START RECORDS PROVIDED

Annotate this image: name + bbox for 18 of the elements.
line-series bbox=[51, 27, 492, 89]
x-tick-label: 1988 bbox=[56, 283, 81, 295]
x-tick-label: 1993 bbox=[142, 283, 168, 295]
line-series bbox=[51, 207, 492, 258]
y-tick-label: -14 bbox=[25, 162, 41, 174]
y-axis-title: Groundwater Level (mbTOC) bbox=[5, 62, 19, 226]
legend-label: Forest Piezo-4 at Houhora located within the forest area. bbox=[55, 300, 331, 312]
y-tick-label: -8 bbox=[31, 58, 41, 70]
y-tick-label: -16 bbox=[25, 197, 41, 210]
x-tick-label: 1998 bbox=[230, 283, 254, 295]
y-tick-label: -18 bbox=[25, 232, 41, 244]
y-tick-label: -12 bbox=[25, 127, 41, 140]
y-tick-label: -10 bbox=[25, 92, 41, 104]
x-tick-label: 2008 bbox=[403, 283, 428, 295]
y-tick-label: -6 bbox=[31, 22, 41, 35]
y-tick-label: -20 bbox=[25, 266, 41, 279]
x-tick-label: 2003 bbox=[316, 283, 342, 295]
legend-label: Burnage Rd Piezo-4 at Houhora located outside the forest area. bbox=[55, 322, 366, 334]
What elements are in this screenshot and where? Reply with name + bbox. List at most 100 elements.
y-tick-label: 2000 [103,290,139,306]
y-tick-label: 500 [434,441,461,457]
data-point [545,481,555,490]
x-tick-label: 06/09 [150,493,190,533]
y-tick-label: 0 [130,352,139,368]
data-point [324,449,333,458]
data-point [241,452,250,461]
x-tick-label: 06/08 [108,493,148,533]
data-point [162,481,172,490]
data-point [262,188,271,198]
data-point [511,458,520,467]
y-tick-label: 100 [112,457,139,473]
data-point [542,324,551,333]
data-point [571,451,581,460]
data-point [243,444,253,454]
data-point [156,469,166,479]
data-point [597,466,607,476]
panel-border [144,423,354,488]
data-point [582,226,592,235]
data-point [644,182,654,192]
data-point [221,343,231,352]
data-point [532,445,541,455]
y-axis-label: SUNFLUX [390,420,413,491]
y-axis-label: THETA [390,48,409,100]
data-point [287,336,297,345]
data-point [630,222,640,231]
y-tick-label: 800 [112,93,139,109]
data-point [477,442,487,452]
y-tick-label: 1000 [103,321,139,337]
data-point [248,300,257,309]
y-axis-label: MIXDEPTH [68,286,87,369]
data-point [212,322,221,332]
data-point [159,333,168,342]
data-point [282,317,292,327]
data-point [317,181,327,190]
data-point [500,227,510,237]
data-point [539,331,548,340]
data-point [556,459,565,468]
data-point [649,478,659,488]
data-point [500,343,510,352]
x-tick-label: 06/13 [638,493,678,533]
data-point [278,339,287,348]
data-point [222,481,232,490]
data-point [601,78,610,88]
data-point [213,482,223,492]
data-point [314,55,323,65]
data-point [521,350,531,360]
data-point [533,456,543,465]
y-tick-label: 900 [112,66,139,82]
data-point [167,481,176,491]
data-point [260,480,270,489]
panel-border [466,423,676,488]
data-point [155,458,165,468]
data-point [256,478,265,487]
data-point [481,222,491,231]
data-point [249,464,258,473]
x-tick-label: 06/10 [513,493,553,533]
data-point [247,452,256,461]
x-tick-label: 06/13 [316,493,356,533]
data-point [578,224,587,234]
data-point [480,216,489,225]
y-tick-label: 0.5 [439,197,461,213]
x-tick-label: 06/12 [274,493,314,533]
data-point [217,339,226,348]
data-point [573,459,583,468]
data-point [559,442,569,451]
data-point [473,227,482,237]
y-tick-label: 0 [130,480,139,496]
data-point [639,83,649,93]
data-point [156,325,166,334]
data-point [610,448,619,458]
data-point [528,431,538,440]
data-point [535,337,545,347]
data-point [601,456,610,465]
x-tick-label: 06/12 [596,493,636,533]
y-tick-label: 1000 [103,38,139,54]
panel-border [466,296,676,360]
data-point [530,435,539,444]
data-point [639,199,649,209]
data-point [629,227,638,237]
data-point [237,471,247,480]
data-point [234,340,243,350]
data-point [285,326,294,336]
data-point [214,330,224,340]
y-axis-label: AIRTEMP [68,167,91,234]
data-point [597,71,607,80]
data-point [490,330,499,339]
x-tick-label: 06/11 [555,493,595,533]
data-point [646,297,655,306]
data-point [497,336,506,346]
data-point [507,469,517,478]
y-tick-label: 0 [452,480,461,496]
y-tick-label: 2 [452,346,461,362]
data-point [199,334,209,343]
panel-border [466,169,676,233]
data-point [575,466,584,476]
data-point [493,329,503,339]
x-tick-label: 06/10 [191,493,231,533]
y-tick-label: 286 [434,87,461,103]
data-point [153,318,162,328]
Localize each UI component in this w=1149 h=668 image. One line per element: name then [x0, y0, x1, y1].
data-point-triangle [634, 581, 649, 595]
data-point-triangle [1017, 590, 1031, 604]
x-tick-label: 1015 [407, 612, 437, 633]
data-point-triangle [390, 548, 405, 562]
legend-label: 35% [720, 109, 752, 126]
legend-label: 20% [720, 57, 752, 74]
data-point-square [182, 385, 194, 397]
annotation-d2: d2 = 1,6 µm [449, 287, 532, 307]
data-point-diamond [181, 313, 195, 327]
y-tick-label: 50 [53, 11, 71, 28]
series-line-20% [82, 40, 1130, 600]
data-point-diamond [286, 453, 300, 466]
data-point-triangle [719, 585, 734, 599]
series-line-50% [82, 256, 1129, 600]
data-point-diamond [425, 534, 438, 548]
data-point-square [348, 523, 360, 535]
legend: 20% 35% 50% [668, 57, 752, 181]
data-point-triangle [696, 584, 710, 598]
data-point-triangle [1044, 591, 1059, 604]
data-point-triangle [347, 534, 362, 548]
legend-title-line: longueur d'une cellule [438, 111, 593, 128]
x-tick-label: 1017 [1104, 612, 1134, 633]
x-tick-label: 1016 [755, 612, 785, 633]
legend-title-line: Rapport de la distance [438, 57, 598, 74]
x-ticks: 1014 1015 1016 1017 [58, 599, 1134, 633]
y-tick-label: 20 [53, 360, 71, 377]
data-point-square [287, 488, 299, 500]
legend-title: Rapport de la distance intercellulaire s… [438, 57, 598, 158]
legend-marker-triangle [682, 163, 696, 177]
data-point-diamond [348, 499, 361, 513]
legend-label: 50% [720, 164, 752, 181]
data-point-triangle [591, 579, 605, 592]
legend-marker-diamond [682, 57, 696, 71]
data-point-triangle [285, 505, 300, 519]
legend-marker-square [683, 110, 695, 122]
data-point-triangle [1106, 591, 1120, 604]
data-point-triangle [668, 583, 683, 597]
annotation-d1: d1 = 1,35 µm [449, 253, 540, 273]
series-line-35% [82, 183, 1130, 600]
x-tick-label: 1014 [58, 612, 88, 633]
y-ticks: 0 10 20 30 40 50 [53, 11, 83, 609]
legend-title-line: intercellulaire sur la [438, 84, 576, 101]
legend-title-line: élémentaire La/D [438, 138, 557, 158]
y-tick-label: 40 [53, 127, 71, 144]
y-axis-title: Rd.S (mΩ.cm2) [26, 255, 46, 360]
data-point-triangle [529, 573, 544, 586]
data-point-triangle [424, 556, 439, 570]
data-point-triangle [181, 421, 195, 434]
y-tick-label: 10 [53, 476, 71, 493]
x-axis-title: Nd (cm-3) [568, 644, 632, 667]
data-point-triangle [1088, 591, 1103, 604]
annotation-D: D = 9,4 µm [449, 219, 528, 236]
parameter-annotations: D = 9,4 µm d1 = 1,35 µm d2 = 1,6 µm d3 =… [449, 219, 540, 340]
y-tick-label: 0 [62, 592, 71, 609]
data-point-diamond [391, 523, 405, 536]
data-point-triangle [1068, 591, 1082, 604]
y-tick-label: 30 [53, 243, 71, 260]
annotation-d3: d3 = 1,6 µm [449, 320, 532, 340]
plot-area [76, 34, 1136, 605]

END RECORDS PROVIDED

**GIVEN INSTRUCTION**
Can you repeat the lines of the records from the start through the line containing "y-axis-label: SUNFLUX [390,420,413,491]", with both of those lines included?

**WORKED ANSWER**
Annotate this image: name + bbox for 18 of the elements.
line-series bbox=[51, 27, 492, 89]
x-tick-label: 1988 bbox=[56, 283, 81, 295]
x-tick-label: 1993 bbox=[142, 283, 168, 295]
line-series bbox=[51, 207, 492, 258]
y-tick-label: -14 bbox=[25, 162, 41, 174]
y-axis-title: Groundwater Level (mbTOC) bbox=[5, 62, 19, 226]
legend-label: Forest Piezo-4 at Houhora located within the forest area. bbox=[55, 300, 331, 312]
y-tick-label: -8 bbox=[31, 58, 41, 70]
y-tick-label: -16 bbox=[25, 197, 41, 210]
x-tick-label: 1998 bbox=[230, 283, 254, 295]
y-tick-label: -18 bbox=[25, 232, 41, 244]
y-tick-label: -12 bbox=[25, 127, 41, 140]
y-tick-label: -10 bbox=[25, 92, 41, 104]
x-tick-label: 2008 bbox=[403, 283, 428, 295]
y-tick-label: -6 bbox=[31, 22, 41, 35]
y-tick-label: -20 bbox=[25, 266, 41, 279]
x-tick-label: 2003 bbox=[316, 283, 342, 295]
legend-label: Burnage Rd Piezo-4 at Houhora located outside the forest area. bbox=[55, 322, 366, 334]
What elements are in this screenshot and where? Reply with name + bbox. List at most 100 elements.
y-tick-label: 2000 [103,290,139,306]
y-tick-label: 500 [434,441,461,457]
data-point [545,481,555,490]
x-tick-label: 06/09 [150,493,190,533]
y-tick-label: 0 [130,352,139,368]
data-point [324,449,333,458]
data-point [241,452,250,461]
x-tick-label: 06/08 [108,493,148,533]
data-point [162,481,172,490]
data-point [262,188,271,198]
data-point [511,458,520,467]
y-tick-label: 100 [112,457,139,473]
data-point [542,324,551,333]
data-point [571,451,581,460]
data-point [243,444,253,454]
data-point [156,469,166,479]
data-point [597,466,607,476]
panel-border [144,423,354,488]
data-point [582,226,592,235]
data-point [644,182,654,192]
data-point [221,343,231,352]
data-point [532,445,541,455]
y-axis-label: SUNFLUX [390,420,413,491]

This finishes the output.